Task objective: Pull each line holding "many" out of the entries below.

::::::::

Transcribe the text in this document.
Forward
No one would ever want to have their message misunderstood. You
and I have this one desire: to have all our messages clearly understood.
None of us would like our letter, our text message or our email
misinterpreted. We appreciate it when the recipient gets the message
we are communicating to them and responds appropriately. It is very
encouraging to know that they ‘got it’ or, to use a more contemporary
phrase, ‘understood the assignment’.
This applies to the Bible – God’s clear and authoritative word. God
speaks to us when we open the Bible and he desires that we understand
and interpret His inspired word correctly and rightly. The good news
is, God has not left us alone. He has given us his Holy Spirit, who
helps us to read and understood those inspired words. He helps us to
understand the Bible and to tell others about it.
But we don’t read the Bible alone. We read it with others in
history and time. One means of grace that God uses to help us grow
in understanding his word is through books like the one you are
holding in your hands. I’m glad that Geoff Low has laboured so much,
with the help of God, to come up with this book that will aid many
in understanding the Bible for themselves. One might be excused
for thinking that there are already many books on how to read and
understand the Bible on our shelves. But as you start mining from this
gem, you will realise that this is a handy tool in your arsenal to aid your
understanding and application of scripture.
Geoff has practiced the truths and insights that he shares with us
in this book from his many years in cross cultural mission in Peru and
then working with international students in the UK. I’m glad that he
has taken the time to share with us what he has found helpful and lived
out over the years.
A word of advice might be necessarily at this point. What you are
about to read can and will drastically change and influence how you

::::::::

Reply:
with the help of God, to come up with this book that will aid many
for thinking that there are already many books on how to read and
in this book from his many years in cross cultural mission in Peru and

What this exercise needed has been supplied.